◆ **PROBLEM TO SOLVE**: Filter the entries below, keeping every line that has the word "Psikolojik".

◆ **RECORDS FOR THE TASK**:
[START]

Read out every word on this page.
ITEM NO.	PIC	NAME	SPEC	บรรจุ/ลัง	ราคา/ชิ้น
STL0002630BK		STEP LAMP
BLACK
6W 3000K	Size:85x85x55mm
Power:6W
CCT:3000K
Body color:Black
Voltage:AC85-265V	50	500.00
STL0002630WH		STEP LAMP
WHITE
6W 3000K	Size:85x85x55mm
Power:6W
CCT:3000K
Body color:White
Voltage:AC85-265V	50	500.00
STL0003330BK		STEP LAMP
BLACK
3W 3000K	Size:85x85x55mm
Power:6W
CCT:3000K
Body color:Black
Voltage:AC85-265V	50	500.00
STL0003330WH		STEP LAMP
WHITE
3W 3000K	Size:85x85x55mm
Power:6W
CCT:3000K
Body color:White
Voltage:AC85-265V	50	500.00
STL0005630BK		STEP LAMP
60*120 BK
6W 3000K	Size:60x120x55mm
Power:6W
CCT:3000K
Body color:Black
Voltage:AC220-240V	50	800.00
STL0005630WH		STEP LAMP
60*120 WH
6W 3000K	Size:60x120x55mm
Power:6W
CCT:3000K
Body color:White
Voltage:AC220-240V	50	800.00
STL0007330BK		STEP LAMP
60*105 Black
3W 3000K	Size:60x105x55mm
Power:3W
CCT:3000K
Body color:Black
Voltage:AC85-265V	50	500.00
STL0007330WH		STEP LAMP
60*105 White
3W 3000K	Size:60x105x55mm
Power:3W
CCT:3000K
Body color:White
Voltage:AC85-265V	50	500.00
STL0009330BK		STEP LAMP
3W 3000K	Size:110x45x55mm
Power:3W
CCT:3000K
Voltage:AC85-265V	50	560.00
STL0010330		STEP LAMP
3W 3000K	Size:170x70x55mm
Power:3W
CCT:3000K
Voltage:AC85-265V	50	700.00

[END]
[START]

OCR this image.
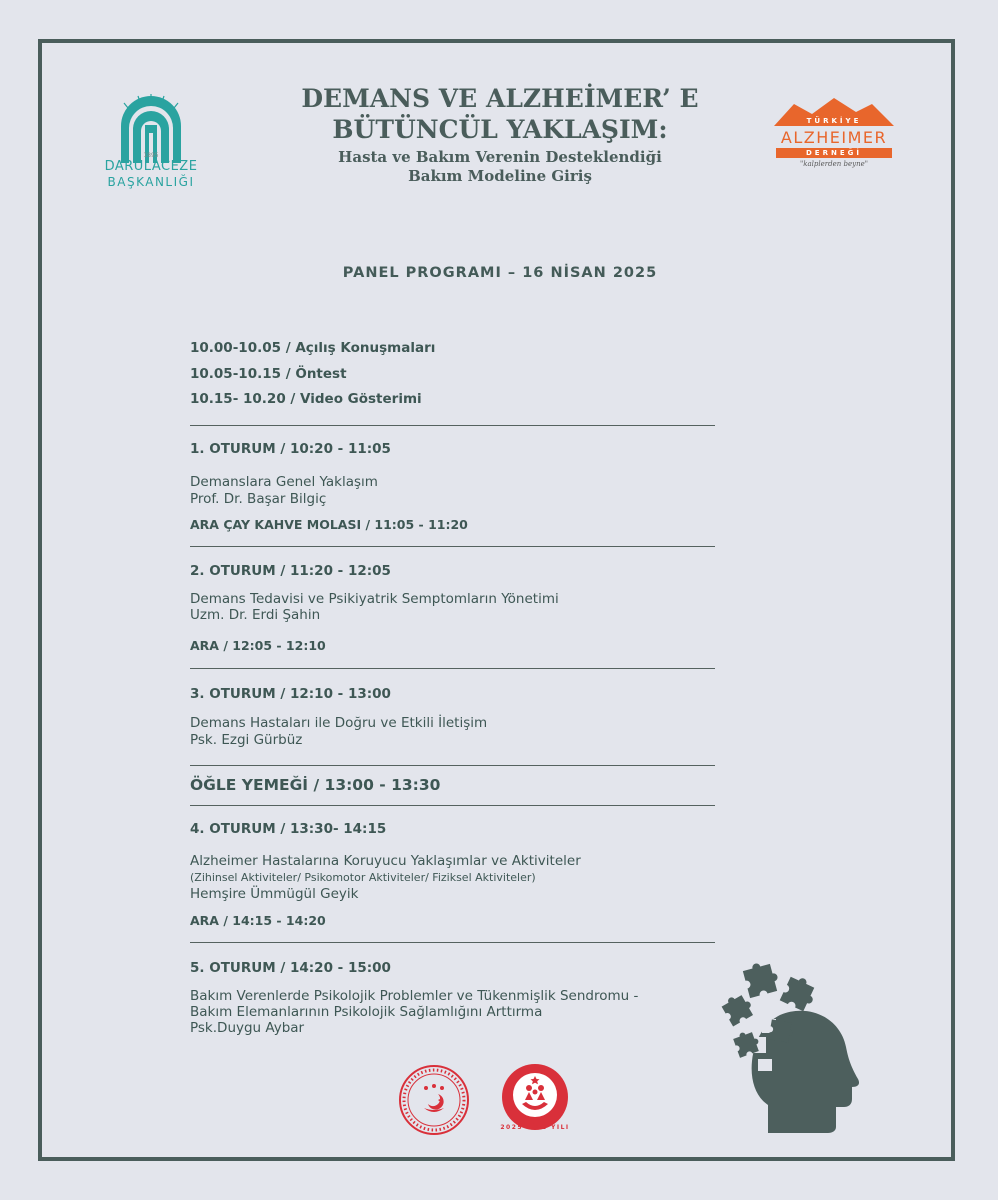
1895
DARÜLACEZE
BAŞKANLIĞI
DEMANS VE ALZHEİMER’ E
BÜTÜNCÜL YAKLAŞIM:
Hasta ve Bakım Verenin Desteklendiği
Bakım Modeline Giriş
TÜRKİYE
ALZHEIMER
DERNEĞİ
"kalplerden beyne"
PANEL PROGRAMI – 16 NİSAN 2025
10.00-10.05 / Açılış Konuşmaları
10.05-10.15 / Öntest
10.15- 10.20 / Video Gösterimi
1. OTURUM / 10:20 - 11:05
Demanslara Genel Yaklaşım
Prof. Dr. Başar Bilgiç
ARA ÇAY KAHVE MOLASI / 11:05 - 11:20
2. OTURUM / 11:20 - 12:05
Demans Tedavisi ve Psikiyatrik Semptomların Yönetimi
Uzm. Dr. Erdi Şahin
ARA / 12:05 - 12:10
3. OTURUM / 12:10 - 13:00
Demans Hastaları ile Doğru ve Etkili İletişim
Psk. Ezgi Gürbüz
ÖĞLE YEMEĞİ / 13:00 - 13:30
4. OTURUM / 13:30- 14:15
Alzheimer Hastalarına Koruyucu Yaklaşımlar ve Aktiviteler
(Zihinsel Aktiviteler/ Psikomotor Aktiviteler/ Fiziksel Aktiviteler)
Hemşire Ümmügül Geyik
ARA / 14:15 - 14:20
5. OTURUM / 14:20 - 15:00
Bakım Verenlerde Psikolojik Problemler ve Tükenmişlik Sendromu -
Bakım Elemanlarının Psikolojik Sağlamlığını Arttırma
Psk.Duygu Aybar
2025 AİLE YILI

[END]

◆ **EXERCISE SOLUTION**:
Bakım Verenlerde Psikolojik Problemler ve Tükenmişlik Sendromu -
Bakım Elemanlarının Psikolojik Sağlamlığını Arttırma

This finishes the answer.